___ SUPPLIED DATA
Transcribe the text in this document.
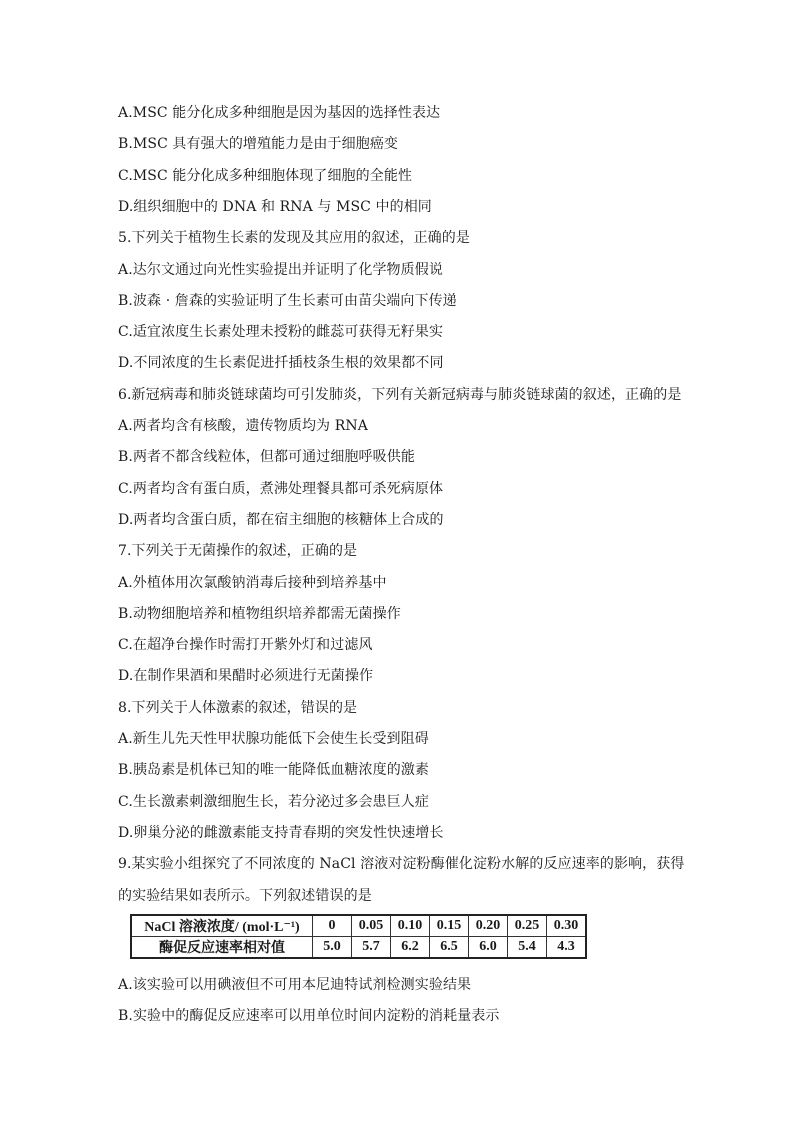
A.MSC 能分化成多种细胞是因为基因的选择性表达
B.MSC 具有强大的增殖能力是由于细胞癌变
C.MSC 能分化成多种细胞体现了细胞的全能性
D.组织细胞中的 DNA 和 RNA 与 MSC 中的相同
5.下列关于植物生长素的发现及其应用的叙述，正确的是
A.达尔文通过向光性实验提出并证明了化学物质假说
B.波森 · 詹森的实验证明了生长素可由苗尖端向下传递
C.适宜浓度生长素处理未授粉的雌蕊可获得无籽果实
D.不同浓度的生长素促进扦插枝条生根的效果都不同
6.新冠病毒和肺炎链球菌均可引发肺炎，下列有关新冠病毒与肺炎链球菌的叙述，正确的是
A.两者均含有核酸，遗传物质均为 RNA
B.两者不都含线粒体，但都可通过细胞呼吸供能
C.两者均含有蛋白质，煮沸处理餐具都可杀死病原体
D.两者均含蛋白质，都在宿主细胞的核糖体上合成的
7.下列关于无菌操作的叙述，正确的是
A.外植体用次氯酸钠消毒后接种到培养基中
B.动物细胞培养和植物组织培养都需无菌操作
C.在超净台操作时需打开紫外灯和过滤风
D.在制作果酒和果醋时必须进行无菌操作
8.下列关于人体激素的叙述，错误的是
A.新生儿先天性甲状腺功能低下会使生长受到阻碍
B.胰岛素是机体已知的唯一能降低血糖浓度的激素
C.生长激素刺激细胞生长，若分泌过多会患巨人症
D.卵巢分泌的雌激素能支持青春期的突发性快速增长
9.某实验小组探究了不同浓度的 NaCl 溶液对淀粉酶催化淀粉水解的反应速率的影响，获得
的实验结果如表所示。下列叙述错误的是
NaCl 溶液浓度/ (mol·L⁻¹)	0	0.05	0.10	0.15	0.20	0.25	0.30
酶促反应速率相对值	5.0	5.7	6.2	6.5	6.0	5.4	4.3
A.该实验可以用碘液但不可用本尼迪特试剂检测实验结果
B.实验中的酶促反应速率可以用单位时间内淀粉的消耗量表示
______
___ SUPPLIED DATA
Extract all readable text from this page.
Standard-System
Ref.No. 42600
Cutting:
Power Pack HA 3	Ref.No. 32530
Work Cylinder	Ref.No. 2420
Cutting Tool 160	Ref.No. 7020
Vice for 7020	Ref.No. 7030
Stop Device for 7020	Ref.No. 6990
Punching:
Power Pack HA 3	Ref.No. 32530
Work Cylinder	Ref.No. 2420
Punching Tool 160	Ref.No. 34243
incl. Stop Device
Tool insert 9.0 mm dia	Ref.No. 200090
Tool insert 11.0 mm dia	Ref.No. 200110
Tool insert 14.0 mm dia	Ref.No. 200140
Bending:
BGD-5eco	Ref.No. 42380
______
#### [BRIEF]
Show every line of the records above that contains the word "Device".

#### [CORRECT OUTPUT]
Stop Device for 7020	Ref.No. 6990
incl. Stop Device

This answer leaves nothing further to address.